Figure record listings
• • • • • • •

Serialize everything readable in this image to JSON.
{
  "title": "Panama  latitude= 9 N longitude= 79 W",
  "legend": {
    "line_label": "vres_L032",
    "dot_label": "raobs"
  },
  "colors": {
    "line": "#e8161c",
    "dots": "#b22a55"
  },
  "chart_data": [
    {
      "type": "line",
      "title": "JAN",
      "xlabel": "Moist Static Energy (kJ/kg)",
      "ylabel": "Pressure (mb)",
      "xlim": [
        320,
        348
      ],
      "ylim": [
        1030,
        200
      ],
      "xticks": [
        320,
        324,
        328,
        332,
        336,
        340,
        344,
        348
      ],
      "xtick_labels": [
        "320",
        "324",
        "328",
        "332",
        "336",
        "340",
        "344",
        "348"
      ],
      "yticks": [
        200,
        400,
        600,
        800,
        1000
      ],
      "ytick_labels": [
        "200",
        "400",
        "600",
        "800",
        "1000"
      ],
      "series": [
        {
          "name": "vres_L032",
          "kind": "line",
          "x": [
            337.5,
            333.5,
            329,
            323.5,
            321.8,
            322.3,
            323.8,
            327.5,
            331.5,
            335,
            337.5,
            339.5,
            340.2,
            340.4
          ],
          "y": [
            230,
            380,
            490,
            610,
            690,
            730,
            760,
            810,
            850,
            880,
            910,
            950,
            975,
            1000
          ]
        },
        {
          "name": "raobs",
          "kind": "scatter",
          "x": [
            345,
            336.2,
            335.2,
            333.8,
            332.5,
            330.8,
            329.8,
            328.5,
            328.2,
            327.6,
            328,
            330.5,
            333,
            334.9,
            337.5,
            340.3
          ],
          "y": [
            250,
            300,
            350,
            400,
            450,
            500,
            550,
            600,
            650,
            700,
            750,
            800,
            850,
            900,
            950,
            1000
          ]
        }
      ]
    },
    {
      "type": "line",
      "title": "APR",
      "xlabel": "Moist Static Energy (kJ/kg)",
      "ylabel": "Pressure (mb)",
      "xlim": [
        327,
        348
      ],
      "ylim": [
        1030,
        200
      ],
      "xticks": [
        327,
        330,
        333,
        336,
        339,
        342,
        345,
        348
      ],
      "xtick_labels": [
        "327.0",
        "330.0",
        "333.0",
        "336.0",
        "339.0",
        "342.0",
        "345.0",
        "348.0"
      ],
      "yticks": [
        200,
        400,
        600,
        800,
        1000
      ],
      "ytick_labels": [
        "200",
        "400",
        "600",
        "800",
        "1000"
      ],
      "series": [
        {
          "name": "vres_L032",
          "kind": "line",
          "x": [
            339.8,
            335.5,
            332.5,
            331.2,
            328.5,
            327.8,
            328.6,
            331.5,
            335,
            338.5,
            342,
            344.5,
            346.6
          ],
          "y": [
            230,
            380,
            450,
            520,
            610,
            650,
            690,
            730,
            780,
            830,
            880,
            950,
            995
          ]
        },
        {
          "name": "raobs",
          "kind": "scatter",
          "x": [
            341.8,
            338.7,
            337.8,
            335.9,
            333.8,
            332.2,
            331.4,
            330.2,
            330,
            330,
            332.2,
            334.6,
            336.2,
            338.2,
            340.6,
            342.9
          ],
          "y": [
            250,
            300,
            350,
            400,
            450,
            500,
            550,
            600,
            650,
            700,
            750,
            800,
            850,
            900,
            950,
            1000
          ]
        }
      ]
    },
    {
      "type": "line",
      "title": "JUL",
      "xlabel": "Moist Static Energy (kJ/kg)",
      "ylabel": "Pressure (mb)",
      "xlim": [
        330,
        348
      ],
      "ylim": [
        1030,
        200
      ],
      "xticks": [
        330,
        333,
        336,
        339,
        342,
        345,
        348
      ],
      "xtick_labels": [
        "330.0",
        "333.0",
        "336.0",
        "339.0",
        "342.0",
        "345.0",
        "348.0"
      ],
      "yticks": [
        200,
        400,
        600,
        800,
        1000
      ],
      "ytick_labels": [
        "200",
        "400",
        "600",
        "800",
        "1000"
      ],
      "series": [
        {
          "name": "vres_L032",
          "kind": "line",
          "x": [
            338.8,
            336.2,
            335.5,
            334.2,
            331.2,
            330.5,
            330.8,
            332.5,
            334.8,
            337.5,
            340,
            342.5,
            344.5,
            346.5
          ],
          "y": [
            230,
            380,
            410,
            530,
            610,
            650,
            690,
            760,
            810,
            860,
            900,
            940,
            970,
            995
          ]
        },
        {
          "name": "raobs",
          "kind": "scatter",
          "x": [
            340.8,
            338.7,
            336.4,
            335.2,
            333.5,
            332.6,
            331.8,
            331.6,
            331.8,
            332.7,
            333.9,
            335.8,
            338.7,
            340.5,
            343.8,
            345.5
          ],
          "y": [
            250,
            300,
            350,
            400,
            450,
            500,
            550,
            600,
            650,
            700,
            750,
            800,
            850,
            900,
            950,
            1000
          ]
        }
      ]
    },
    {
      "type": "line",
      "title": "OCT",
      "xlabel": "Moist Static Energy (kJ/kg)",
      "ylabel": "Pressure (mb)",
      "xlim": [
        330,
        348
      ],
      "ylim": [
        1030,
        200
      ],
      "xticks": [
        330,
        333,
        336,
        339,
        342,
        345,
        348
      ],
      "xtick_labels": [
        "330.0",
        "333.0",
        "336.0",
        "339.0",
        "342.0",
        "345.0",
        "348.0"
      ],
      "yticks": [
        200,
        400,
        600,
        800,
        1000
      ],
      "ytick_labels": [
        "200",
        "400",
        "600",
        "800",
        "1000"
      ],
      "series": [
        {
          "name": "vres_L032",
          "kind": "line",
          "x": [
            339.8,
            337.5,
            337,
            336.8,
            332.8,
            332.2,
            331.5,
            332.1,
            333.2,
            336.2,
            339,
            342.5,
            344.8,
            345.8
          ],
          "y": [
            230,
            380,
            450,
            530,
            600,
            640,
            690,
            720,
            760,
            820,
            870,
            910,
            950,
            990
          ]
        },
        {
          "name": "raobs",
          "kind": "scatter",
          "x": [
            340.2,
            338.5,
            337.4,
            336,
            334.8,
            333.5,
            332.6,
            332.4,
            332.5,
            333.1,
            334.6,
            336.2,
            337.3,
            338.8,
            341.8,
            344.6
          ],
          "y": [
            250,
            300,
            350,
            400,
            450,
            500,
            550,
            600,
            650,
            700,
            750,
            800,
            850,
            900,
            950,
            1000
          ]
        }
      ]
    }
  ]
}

• • • • • • •

WHAT THE TASK REQUIRES: Reproduce each entry word for word.

TASK OUTPUT:
Serialize everything readable in this image to JSON.
{
  "title": "Panama  latitude= 9 N longitude= 79 W",
  "legend": {
    "line_label": "vres_L032",
    "dot_label": "raobs"
  },
  "colors": {
    "line": "#e8161c",
    "dots": "#b22a55"
  },
  "chart_data": [
    {
      "type": "line",
      "title": "JAN",
      "xlabel": "Moist Static Energy (kJ/kg)",
      "ylabel": "Pressure (mb)",
      "xlim": [
        320,
        348
      ],
      "ylim": [
        1030,
        200
      ],
      "xticks": [
        320,
        324,
        328,
        332,
        336,
        340,
        344,
        348
      ],
      "xtick_labels": [
        "320",
        "324",
        "328",
        "332",
        "336",
        "340",
        "344",
        "348"
      ],
      "yticks": [
        200,
        400,
        600,
        800,
        1000
      ],
      "ytick_labels": [
        "200",
        "400",
        "600",
        "800",
        "1000"
      ],
      "series": [
        {
          "name": "vres_L032",
          "kind": "line",
          "x": [
            337.5,
            333.5,
            329,
            323.5,
            321.8,
            322.3,
            323.8,
            327.5,
            331.5,
            335,
            337.5,
            339.5,
            340.2,
            340.4
          ],
          "y": [
            230,
            380,
            490,
            610,
            690,
            730,
            760,
            810,
            850,
            880,
            910,
            950,
            975,
            1000
          ]
        },
        {
          "name": "raobs",
          "kind": "scatter",
          "x": [
            345,
            336.2,
            335.2,
            333.8,
            332.5,
            330.8,
            329.8,
            328.5,
            328.2,
            327.6,
            328,
            330.5,
            333,
            334.9,
            337.5,
            340.3
          ],
          "y": [
            250,
            300,
            350,
            400,
            450,
            500,
            550,
            600,
            650,
            700,
            750,
            800,
            850,
            900,
            950,
            1000
          ]
        }
      ]
    },
    {
      "type": "line",
      "title": "APR",
      "xlabel": "Moist Static Energy (kJ/kg)",
      "ylabel": "Pressure (mb)",
      "xlim": [
        327,
        348
      ],
      "ylim": [
        1030,
        200
      ],
      "xticks": [
        327,
        330,
        333,
        336,
        339,
        342,
        345,
        348
      ],
      "xtick_labels": [
        "327.0",
        "330.0",
        "333.0",
        "336.0",
        "339.0",
        "342.0",
        "345.0",
        "348.0"
      ],
      "yticks": [
        200,
        400,
        600,
        800,
        1000
      ],
      "ytick_labels": [
        "200",
        "400",
        "600",
        "800",
        "1000"
      ],
      "series": [
        {
          "name": "vres_L032",
          "kind": "line",
          "x": [
            339.8,
            335.5,
            332.5,
            331.2,
            328.5,
            327.8,
            328.6,
            331.5,
            335,
            338.5,
            342,
            344.5,
            346.6
          ],
          "y": [
            230,
            380,
            450,
            520,
            610,
            650,
            690,
            730,
            780,
            830,
            880,
            950,
            995
          ]
        },
        {
          "name": "raobs",
          "kind": "scatter",
          "x": [
            341.8,
            338.7,
            337.8,
            335.9,
            333.8,
            332.2,
            331.4,
            330.2,
            330,
            330,
            332.2,
            334.6,
            336.2,
            338.2,
            340.6,
            342.9
          ],
          "y": [
            250,
            300,
            350,
            400,
            450,
            500,
            550,
            600,
            650,
            700,
            750,
            800,
            850,
            900,
            950,
            1000
          ]
        }
      ]
    },
    {
      "type": "line",
      "title": "JUL",
      "xlabel": "Moist Static Energy (kJ/kg)",
      "ylabel": "Pressure (mb)",
      "xlim": [
        330,
        348
      ],
      "ylim": [
        1030,
        200
      ],
      "xticks": [
        330,
        333,
        336,
        339,
        342,
        345,
        348
      ],
      "xtick_labels": [
        "330.0",
        "333.0",
        "336.0",
        "339.0",
        "342.0",
        "345.0",
        "348.0"
      ],
      "yticks": [
        200,
        400,
        600,
        800,
        1000
      ],
      "ytick_labels": [
        "200",
        "400",
        "600",
        "800",
        "1000"
      ],
      "series": [
        {
          "name": "vres_L032",
          "kind": "line",
          "x": [
            338.8,
            336.2,
            335.5,
            334.2,
            331.2,
            330.5,
            330.8,
            332.5,
            334.8,
            337.5,
            340,
            342.5,
            344.5,
            346.5
          ],
          "y": [
            230,
            380,
            410,
            530,
            610,
            650,
            690,
            760,
            810,
            860,
            900,
            940,
            970,
            995
          ]
        },
        {
          "name": "raobs",
          "kind": "scatter",
          "x": [
            340.8,
            338.7,
            336.4,
            335.2,
            333.5,
            332.6,
            331.8,
            331.6,
            331.8,
            332.7,
            333.9,
            335.8,
            338.7,
            340.5,
            343.8,
            345.5
          ],
          "y": [
            250,
            300,
            350,
            400,
            450,
            500,
            550,
            600,
            650,
            700,
            750,
            800,
            850,
            900,
            950,
            1000
          ]
        }
      ]
    },
    {
      "type": "line",
      "title": "OCT",
      "xlabel": "Moist Static Energy (kJ/kg)",
      "ylabel": "Pressure (mb)",
      "xlim": [
        330,
        348
      ],
      "ylim": [
        1030,
        200
      ],
      "xticks": [
        330,
        333,
        336,
        339,
        342,
        345,
        348
      ],
      "xtick_labels": [
        "330.0",
        "333.0",
        "336.0",
        "339.0",
        "342.0",
        "345.0",
        "348.0"
      ],
      "yticks": [
        200,
        400,
        600,
        800,
        1000
      ],
      "ytick_labels": [
        "200",
        "400",
        "600",
        "800",
        "1000"
      ],
      "series": [
        {
          "name": "vres_L032",
          "kind": "line",
          "x": [
            339.8,
            337.5,
            337,
            336.8,
            332.8,
            332.2,
            331.5,
            332.1,
            333.2,
            336.2,
            339,
            342.5,
            344.8,
            345.8
          ],
          "y": [
            230,
            380,
            450,
            530,
            600,
            640,
            690,
            720,
            760,
            820,
            870,
            910,
            950,
            990
          ]
        },
        {
          "name": "raobs",
          "kind": "scatter",
          "x": [
            340.2,
            338.5,
            337.4,
            336,
            334.8,
            333.5,
            332.6,
            332.4,
            332.5,
            333.1,
            334.6,
            336.2,
            337.3,
            338.8,
            341.8,
            344.6
          ],
          "y": [
            250,
            300,
            350,
            400,
            450,
            500,
            550,
            600,
            650,
            700,
            750,
            800,
            850,
            900,
            950,
            1000
          ]
        }
      ]
    }
  ]
}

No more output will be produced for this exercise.